[Exercise input]
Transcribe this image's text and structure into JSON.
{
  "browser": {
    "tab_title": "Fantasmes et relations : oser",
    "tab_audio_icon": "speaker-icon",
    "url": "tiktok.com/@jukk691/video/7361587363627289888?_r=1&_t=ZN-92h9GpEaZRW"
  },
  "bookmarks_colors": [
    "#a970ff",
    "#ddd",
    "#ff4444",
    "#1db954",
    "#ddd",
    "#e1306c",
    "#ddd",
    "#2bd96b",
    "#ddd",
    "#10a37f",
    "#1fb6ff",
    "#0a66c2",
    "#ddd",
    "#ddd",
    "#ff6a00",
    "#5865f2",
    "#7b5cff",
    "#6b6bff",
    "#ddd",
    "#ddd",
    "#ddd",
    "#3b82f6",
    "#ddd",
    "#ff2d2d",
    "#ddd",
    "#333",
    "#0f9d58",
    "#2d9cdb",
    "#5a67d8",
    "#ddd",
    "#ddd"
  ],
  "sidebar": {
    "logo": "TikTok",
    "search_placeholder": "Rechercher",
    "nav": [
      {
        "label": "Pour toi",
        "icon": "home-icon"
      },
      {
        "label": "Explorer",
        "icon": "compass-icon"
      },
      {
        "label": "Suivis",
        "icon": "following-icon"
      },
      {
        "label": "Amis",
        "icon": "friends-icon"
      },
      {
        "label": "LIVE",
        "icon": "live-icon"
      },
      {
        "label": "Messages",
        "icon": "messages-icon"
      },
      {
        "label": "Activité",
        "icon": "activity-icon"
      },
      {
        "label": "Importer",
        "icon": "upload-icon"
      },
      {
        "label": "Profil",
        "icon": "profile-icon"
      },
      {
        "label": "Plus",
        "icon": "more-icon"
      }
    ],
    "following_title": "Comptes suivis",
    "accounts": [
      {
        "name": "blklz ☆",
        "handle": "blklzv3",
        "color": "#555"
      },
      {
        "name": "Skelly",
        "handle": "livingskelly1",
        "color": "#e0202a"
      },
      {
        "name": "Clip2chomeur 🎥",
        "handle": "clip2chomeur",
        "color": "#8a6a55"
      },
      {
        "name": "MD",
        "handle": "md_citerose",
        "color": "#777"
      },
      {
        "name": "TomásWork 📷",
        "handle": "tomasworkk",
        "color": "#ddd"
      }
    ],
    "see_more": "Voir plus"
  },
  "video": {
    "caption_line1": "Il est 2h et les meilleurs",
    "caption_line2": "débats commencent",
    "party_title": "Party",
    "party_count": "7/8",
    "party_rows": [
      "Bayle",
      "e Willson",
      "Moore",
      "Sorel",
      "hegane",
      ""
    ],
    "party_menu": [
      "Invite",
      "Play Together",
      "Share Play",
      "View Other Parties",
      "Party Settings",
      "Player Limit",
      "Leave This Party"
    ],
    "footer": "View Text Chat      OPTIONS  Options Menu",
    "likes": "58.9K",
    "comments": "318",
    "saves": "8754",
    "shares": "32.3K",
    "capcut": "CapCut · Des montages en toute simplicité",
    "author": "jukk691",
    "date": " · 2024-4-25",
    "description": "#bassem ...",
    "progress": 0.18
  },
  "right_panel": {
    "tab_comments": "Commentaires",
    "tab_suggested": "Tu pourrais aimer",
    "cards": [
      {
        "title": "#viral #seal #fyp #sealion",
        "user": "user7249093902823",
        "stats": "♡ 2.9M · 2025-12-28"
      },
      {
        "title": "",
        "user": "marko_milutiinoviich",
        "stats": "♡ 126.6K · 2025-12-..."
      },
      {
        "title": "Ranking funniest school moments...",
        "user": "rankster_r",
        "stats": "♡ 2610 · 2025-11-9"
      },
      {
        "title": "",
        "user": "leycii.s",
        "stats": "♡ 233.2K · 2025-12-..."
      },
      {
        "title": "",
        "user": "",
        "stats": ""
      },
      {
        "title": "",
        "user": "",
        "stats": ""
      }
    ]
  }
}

[Task goal] In your reply, write out all of the material exactly as it was given.

[Result for this exercise]
Transcribe this image's text and structure into JSON.
{
  "browser": {
    "tab_title": "Fantasmes et relations : oser",
    "tab_audio_icon": "speaker-icon",
    "url": "tiktok.com/@jukk691/video/7361587363627289888?_r=1&_t=ZN-92h9GpEaZRW"
  },
  "bookmarks_colors": [
    "#a970ff",
    "#ddd",
    "#ff4444",
    "#1db954",
    "#ddd",
    "#e1306c",
    "#ddd",
    "#2bd96b",
    "#ddd",
    "#10a37f",
    "#1fb6ff",
    "#0a66c2",
    "#ddd",
    "#ddd",
    "#ff6a00",
    "#5865f2",
    "#7b5cff",
    "#6b6bff",
    "#ddd",
    "#ddd",
    "#ddd",
    "#3b82f6",
    "#ddd",
    "#ff2d2d",
    "#ddd",
    "#333",
    "#0f9d58",
    "#2d9cdb",
    "#5a67d8",
    "#ddd",
    "#ddd"
  ],
  "sidebar": {
    "logo": "TikTok",
    "search_placeholder": "Rechercher",
    "nav": [
      {
        "label": "Pour toi",
        "icon": "home-icon"
      },
      {
        "label": "Explorer",
        "icon": "compass-icon"
      },
      {
        "label": "Suivis",
        "icon": "following-icon"
      },
      {
        "label": "Amis",
        "icon": "friends-icon"
      },
      {
        "label": "LIVE",
        "icon": "live-icon"
      },
      {
        "label": "Messages",
        "icon": "messages-icon"
      },
      {
        "label": "Activité",
        "icon": "activity-icon"
      },
      {
        "label": "Importer",
        "icon": "upload-icon"
      },
      {
        "label": "Profil",
        "icon": "profile-icon"
      },
      {
        "label": "Plus",
        "icon": "more-icon"
      }
    ],
    "following_title": "Comptes suivis",
    "accounts": [
      {
        "name": "blklz ☆",
        "handle": "blklzv3",
        "color": "#555"
      },
      {
        "name": "Skelly",
        "handle": "livingskelly1",
        "color": "#e0202a"
      },
      {
        "name": "Clip2chomeur 🎥",
        "handle": "clip2chomeur",
        "color": "#8a6a55"
      },
      {
        "name": "MD",
        "handle": "md_citerose",
        "color": "#777"
      },
      {
        "name": "TomásWork 📷",
        "handle": "tomasworkk",
        "color": "#ddd"
      }
    ],
    "see_more": "Voir plus"
  },
  "video": {
    "caption_line1": "Il est 2h et les meilleurs",
    "caption_line2": "débats commencent",
    "party_title": "Party",
    "party_count": "7/8",
    "party_rows": [
      "Bayle",
      "e Willson",
      "Moore",
      "Sorel",
      "hegane",
      ""
    ],
    "party_menu": [
      "Invite",
      "Play Together",
      "Share Play",
      "View Other Parties",
      "Party Settings",
      "Player Limit",
      "Leave This Party"
    ],
    "footer": "View Text Chat      OPTIONS  Options Menu",
    "likes": "58.9K",
    "comments": "318",
    "saves": "8754",
    "shares": "32.3K",
    "capcut": "CapCut · Des montages en toute simplicité",
    "author": "jukk691",
    "date": " · 2024-4-25",
    "description": "#bassem ...",
    "progress": 0.18
  },
  "right_panel": {
    "tab_comments": "Commentaires",
    "tab_suggested": "Tu pourrais aimer",
    "cards": [
      {
        "title": "#viral #seal #fyp #sealion",
        "user": "user7249093902823",
        "stats": "♡ 2.9M · 2025-12-28"
      },
      {
        "title": "",
        "user": "marko_milutiinoviich",
        "stats": "♡ 126.6K · 2025-12-..."
      },
      {
        "title": "Ranking funniest school moments...",
        "user": "rankster_r",
        "stats": "♡ 2610 · 2025-11-9"
      },
      {
        "title": "",
        "user": "leycii.s",
        "stats": "♡ 233.2K · 2025-12-..."
      },
      {
        "title": "",
        "user": "",
        "stats": ""
      },
      {
        "title": "",
        "user": "",
        "stats": ""
      }
    ]
  }
}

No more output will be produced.